=== TO BE DONE ===
Filter the records below down to lines containing "Forecasting".

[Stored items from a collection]
>> Start
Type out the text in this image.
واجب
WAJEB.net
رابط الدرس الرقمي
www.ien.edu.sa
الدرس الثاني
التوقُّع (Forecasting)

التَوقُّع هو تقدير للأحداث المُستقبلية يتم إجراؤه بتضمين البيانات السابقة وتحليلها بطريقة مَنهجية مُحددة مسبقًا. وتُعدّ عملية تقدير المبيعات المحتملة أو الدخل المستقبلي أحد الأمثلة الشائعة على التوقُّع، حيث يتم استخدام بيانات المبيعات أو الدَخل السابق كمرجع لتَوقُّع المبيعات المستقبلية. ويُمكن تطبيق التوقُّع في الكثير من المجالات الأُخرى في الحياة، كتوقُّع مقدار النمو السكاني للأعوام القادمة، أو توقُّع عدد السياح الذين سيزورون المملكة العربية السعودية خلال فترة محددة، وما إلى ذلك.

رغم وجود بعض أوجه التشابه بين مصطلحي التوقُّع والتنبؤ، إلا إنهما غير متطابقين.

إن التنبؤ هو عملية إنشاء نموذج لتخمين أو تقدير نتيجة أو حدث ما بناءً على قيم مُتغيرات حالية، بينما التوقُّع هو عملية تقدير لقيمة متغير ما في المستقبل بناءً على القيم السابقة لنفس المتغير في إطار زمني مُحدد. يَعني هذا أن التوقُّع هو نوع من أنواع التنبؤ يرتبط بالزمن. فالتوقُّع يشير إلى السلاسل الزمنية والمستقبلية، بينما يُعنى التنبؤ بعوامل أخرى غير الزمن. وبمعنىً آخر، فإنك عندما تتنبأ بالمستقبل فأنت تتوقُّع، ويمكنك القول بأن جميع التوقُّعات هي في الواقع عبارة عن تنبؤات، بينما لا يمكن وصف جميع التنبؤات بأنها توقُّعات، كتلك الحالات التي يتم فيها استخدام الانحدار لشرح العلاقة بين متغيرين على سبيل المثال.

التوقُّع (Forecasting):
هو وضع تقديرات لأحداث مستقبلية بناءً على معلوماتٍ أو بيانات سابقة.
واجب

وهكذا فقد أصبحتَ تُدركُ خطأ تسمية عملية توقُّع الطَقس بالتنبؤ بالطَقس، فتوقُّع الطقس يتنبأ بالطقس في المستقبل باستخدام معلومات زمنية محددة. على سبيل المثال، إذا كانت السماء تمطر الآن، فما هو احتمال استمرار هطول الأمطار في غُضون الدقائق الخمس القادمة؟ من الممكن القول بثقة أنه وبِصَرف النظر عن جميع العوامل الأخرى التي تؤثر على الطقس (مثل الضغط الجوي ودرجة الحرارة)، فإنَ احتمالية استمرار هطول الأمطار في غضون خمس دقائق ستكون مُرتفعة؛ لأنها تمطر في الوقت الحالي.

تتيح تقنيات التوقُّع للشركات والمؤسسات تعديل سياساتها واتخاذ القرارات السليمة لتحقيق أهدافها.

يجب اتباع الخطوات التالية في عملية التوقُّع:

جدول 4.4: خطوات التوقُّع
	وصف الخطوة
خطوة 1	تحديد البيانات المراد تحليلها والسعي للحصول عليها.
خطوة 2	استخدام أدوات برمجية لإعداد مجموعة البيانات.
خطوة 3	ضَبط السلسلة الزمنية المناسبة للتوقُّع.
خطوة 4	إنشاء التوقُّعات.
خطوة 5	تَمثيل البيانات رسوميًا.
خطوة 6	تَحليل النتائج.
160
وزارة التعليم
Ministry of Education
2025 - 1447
>> End
>> Start
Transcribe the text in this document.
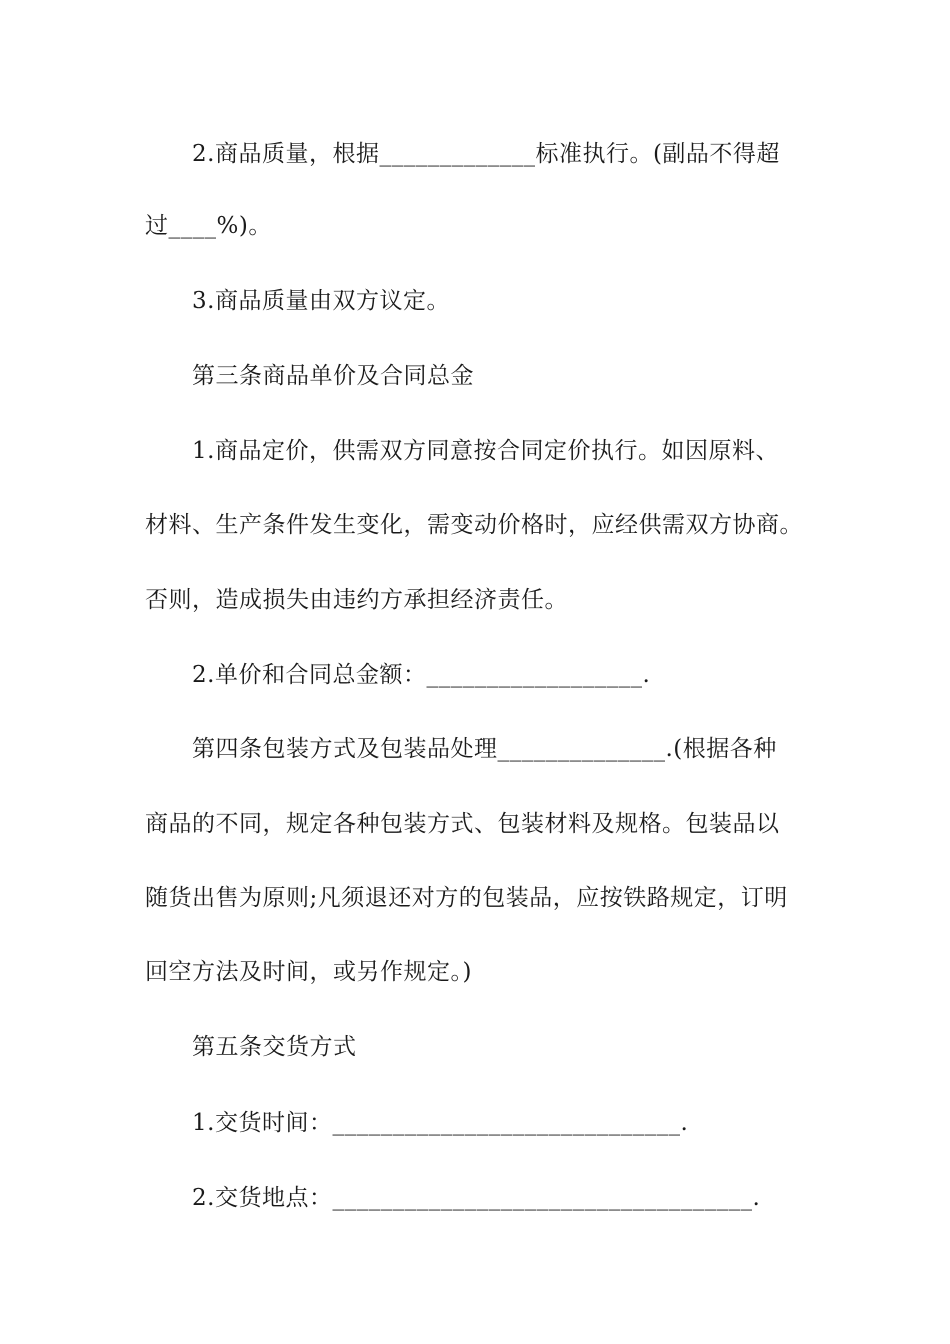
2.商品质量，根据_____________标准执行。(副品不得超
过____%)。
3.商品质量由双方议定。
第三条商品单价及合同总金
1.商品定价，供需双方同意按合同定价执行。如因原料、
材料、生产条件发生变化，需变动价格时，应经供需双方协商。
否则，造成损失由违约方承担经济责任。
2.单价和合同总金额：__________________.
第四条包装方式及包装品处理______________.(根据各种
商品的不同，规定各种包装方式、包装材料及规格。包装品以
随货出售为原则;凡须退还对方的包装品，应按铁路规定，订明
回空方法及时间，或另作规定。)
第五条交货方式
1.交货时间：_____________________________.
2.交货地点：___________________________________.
>> End
=== TASK ANSWER ===
التوقُّع (Forecasting)
التوقُّع (Forecasting):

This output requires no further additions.